**Problem to solve**
Starting at the line with "Serialize everything readable" and stopping at the final line, retype the data below exactly; do not carry over any pictures.

**Data entries**
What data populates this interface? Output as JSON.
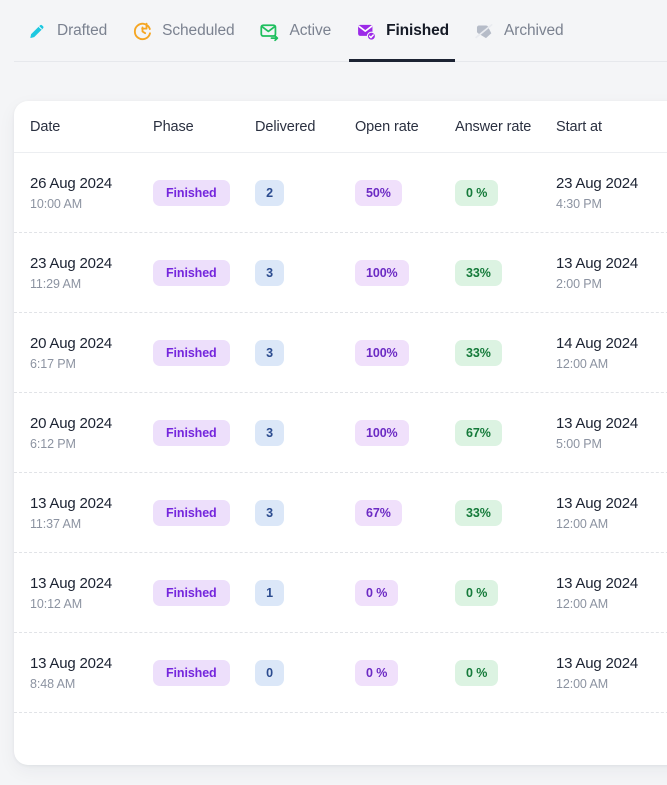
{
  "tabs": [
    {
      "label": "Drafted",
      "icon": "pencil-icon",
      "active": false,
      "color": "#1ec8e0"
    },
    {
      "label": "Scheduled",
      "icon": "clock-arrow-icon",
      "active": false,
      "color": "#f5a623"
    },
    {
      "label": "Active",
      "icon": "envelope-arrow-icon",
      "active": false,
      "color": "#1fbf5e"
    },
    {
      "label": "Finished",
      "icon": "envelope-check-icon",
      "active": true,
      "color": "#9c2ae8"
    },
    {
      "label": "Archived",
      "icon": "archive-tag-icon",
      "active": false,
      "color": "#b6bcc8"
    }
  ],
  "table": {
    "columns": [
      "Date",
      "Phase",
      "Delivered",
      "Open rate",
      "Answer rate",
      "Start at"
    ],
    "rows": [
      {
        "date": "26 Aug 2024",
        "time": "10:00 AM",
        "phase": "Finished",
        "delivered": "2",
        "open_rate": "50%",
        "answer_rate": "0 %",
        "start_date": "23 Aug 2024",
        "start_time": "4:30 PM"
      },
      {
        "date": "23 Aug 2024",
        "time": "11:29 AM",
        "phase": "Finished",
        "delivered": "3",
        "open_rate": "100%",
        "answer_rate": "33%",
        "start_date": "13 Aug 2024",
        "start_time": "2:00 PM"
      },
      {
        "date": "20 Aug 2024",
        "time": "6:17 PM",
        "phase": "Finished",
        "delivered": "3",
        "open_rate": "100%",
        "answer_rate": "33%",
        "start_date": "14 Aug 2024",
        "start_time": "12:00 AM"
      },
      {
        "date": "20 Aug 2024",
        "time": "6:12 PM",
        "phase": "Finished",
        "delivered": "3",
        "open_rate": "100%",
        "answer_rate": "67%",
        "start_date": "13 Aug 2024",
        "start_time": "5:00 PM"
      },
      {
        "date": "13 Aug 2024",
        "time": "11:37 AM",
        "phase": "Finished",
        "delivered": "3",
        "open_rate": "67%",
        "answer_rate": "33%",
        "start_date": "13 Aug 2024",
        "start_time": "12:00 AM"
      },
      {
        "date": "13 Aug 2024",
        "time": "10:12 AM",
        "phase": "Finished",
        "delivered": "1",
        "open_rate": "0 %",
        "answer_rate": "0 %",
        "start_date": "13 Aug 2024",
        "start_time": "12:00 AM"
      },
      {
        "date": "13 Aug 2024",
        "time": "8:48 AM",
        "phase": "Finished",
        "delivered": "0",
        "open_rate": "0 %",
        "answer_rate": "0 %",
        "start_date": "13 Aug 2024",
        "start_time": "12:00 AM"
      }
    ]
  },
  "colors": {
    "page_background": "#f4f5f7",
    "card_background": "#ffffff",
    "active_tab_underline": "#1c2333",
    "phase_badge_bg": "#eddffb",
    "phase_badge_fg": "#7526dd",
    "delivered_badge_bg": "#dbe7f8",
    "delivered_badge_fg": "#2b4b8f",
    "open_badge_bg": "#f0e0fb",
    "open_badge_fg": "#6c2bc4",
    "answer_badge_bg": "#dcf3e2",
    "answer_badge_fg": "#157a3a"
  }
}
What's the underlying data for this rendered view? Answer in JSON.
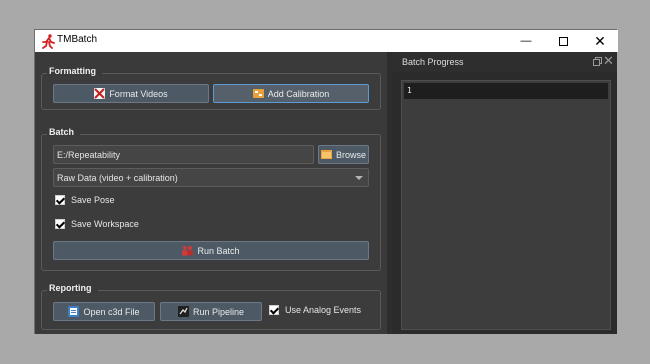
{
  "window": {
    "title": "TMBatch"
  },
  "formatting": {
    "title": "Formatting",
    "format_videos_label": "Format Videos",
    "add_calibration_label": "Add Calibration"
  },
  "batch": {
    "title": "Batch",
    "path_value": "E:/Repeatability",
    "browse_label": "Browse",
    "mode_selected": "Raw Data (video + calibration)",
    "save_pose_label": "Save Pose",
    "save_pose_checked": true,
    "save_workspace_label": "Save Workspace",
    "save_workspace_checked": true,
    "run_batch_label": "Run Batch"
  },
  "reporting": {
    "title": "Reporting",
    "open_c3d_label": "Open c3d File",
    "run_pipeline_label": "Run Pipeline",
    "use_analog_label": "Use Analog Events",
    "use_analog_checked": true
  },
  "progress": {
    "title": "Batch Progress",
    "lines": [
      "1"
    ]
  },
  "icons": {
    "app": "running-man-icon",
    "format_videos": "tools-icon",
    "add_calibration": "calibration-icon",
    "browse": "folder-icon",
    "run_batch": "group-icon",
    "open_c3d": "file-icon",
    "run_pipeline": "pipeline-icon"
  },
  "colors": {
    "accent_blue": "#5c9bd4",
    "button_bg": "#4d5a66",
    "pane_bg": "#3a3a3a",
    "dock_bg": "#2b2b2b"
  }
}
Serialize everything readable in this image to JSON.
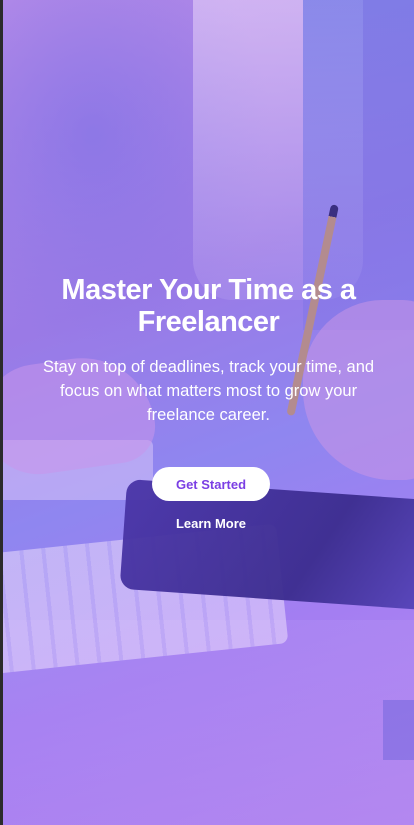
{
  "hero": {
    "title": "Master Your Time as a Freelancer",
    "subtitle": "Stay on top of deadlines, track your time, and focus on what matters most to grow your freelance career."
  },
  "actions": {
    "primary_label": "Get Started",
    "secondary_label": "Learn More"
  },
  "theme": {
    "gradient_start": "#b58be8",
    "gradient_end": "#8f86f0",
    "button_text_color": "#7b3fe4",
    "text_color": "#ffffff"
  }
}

**Output of the exercise**
Serialize everything readable in this image to JSON.
{
  "hero": {
    "title": "Master Your Time as a Freelancer",
    "subtitle": "Stay on top of deadlines, track your time, and focus on what matters most to grow your freelance career."
  },
  "actions": {
    "primary_label": "Get Started",
    "secondary_label": "Learn More"
  },
  "theme": {
    "gradient_start": "#b58be8",
    "gradient_end": "#8f86f0",
    "button_text_color": "#7b3fe4",
    "text_color": "#ffffff"
  }
}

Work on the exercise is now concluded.